(TASK GOAL)
Reproduce all records exactly.

[Extracted data entries]

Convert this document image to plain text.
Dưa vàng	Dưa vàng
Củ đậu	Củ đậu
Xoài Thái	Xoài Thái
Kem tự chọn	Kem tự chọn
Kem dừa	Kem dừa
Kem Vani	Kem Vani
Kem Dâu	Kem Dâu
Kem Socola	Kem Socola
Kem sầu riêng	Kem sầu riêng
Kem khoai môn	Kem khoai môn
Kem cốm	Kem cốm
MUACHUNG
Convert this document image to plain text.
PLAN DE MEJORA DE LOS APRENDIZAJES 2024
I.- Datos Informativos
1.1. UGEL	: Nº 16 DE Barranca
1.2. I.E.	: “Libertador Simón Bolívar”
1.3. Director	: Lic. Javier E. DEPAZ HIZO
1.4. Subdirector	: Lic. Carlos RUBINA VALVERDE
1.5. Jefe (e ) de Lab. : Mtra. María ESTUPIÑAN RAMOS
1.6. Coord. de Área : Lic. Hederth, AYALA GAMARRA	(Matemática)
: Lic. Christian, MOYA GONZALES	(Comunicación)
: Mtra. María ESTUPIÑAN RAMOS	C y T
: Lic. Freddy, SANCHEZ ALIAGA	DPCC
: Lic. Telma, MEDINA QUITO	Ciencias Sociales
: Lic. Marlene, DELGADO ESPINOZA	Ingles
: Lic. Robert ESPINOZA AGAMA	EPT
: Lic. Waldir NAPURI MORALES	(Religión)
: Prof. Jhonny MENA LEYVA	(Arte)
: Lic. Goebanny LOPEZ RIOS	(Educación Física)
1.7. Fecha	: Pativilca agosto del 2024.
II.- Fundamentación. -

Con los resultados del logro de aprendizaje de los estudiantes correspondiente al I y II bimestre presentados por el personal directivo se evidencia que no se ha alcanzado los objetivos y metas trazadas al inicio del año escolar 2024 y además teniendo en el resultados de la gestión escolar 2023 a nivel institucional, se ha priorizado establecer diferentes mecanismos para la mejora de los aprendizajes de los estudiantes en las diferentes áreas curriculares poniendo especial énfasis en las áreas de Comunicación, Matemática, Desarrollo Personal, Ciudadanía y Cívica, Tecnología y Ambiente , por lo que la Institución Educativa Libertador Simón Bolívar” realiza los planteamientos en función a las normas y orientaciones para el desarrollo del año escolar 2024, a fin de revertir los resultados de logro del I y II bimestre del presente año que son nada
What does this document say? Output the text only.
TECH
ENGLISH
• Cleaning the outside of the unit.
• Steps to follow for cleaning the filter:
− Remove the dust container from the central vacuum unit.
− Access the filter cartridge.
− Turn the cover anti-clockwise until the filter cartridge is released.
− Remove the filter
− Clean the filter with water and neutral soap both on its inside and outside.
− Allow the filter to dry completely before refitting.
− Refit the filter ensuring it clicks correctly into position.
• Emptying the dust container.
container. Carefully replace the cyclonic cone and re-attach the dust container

(RESPONSE TO THE EXERCISE)
Convert this document image to plain text.
Dưa vàng	Dưa vàng
Củ đậu	Củ đậu
Xoài Thái	Xoài Thái
Kem tự chọn	Kem tự chọn
Kem dừa	Kem dừa
Kem Vani	Kem Vani
Kem Dâu	Kem Dâu
Kem Socola	Kem Socola
Kem sầu riêng	Kem sầu riêng
Kem khoai môn	Kem khoai môn
Kem cốm	Kem cốm
MUACHUNG
Convert this document image to plain text.
PLAN DE MEJORA DE LOS APRENDIZAJES 2024
I.- Datos Informativos
1.1. UGEL	: Nº 16 DE Barranca
1.2. I.E.	: “Libertador Simón Bolívar”
1.3. Director	: Lic. Javier E. DEPAZ HIZO
1.4. Subdirector	: Lic. Carlos RUBINA VALVERDE
1.5. Jefe (e ) de Lab. : Mtra. María ESTUPIÑAN RAMOS
1.6. Coord. de Área : Lic. Hederth, AYALA GAMARRA	(Matemática)
: Lic. Christian, MOYA GONZALES	(Comunicación)
: Mtra. María ESTUPIÑAN RAMOS	C y T
: Lic. Freddy, SANCHEZ ALIAGA	DPCC
: Lic. Telma, MEDINA QUITO	Ciencias Sociales
: Lic. Marlene, DELGADO ESPINOZA	Ingles
: Lic. Robert ESPINOZA AGAMA	EPT
: Lic. Waldir NAPURI MORALES	(Religión)
: Prof. Jhonny MENA LEYVA	(Arte)
: Lic. Goebanny LOPEZ RIOS	(Educación Física)
1.7. Fecha	: Pativilca agosto del 2024.
II.- Fundamentación. -

Con los resultados del logro de aprendizaje de los estudiantes correspondiente al I y II bimestre presentados por el personal directivo se evidencia que no se ha alcanzado los objetivos y metas trazadas al inicio del año escolar 2024 y además teniendo en el resultados de la gestión escolar 2023 a nivel institucional, se ha priorizado establecer diferentes mecanismos para la mejora de los aprendizajes de los estudiantes en las diferentes áreas curriculares poniendo especial énfasis en las áreas de Comunicación, Matemática, Desarrollo Personal, Ciudadanía y Cívica, Tecnología y Ambiente , por lo que la Institución Educativa Libertador Simón Bolívar” realiza los planteamientos en función a las normas y orientaciones para el desarrollo del año escolar 2024, a fin de revertir los resultados de logro del I y II bimestre del presente año que son nada
What does this document say? Output the text only.
TECH
ENGLISH
• Cleaning the outside of the unit.
• Steps to follow for cleaning the filter:
− Remove the dust container from the central vacuum unit.
− Access the filter cartridge.
− Turn the cover anti-clockwise until the filter cartridge is released.
− Remove the filter
− Clean the filter with water and neutral soap both on its inside and outside.
− Allow the filter to dry completely before refitting.
− Refit the filter ensuring it clicks correctly into position.
• Emptying the dust container.
container. Carefully replace the cyclonic cone and re-attach the dust container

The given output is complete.